WHAT IS ASKED:
Repeat all of the records verbatim.

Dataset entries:
—————
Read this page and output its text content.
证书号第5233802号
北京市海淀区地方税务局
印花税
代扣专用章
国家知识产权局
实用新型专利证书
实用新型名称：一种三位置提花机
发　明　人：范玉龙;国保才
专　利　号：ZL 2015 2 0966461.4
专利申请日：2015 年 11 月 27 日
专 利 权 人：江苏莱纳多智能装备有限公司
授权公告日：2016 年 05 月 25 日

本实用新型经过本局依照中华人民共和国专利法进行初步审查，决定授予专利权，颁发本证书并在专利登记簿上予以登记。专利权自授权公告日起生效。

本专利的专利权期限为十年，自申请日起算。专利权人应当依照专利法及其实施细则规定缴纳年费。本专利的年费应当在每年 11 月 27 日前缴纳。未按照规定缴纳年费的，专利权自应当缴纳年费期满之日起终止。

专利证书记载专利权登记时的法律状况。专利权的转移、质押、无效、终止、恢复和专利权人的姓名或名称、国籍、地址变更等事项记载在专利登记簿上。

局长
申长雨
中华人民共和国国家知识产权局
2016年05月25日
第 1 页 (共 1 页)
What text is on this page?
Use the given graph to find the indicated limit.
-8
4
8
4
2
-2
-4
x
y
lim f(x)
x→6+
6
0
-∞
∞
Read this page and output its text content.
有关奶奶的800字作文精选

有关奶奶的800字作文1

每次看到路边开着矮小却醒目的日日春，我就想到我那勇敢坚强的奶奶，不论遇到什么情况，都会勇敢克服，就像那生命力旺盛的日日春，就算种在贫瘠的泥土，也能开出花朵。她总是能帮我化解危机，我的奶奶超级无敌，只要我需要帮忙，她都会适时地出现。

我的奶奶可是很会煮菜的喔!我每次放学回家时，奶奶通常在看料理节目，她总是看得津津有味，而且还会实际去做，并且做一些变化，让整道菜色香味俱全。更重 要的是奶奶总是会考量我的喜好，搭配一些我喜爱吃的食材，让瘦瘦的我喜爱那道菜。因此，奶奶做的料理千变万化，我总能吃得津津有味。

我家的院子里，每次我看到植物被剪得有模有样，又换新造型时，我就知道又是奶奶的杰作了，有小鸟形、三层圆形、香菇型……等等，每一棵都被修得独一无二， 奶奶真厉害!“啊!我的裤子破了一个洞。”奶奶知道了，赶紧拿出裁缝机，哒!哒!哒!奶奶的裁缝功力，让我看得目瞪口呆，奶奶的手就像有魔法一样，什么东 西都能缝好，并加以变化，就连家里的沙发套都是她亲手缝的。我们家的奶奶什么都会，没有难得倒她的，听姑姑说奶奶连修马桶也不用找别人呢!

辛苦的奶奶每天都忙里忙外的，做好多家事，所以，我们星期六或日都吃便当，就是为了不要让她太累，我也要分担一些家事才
—————
TASK OUTPUT:
Read this page and output its text content.
证书号第5233802号
北京市海淀区地方税务局
印花税
代扣专用章
国家知识产权局
实用新型专利证书
实用新型名称：一种三位置提花机
发　明　人：范玉龙;国保才
专　利　号：ZL 2015 2 0966461.4
专利申请日：2015 年 11 月 27 日
专 利 权 人：江苏莱纳多智能装备有限公司
授权公告日：2016 年 05 月 25 日

本实用新型经过本局依照中华人民共和国专利法进行初步审查，决定授予专利权，颁发本证书并在专利登记簿上予以登记。专利权自授权公告日起生效。

本专利的专利权期限为十年，自申请日起算。专利权人应当依照专利法及其实施细则规定缴纳年费。本专利的年费应当在每年 11 月 27 日前缴纳。未按照规定缴纳年费的，专利权自应当缴纳年费期满之日起终止。

专利证书记载专利权登记时的法律状况。专利权的转移、质押、无效、终止、恢复和专利权人的姓名或名称、国籍、地址变更等事项记载在专利登记簿上。

局长
申长雨
中华人民共和国国家知识产权局
2016年05月25日
第 1 页 (共 1 页)
What text is on this page?
Use the given graph to find the indicated limit.
-8
4
8
4
2
-2
-4
x
y
lim f(x)
x→6+
6
0
-∞
∞
Read this page and output its text content.
有关奶奶的800字作文精选

有关奶奶的800字作文1

每次看到路边开着矮小却醒目的日日春，我就想到我那勇敢坚强的奶奶，不论遇到什么情况，都会勇敢克服，就像那生命力旺盛的日日春，就算种在贫瘠的泥土，也能开出花朵。她总是能帮我化解危机，我的奶奶超级无敌，只要我需要帮忙，她都会适时地出现。

我的奶奶可是很会煮菜的喔!我每次放学回家时，奶奶通常在看料理节目，她总是看得津津有味，而且还会实际去做，并且做一些变化，让整道菜色香味俱全。更重 要的是奶奶总是会考量我的喜好，搭配一些我喜爱吃的食材，让瘦瘦的我喜爱那道菜。因此，奶奶做的料理千变万化，我总能吃得津津有味。

我家的院子里，每次我看到植物被剪得有模有样，又换新造型时，我就知道又是奶奶的杰作了，有小鸟形、三层圆形、香菇型……等等，每一棵都被修得独一无二， 奶奶真厉害!“啊!我的裤子破了一个洞。”奶奶知道了，赶紧拿出裁缝机，哒!哒!哒!奶奶的裁缝功力，让我看得目瞪口呆，奶奶的手就像有魔法一样，什么东 西都能缝好，并加以变化，就连家里的沙发套都是她亲手缝的。我们家的奶奶什么都会，没有难得倒她的，听姑姑说奶奶连修马桶也不用找别人呢!

辛苦的奶奶每天都忙里忙外的，做好多家事，所以，我们星期六或日都吃便当，就是为了不要让她太累，我也要分担一些家事才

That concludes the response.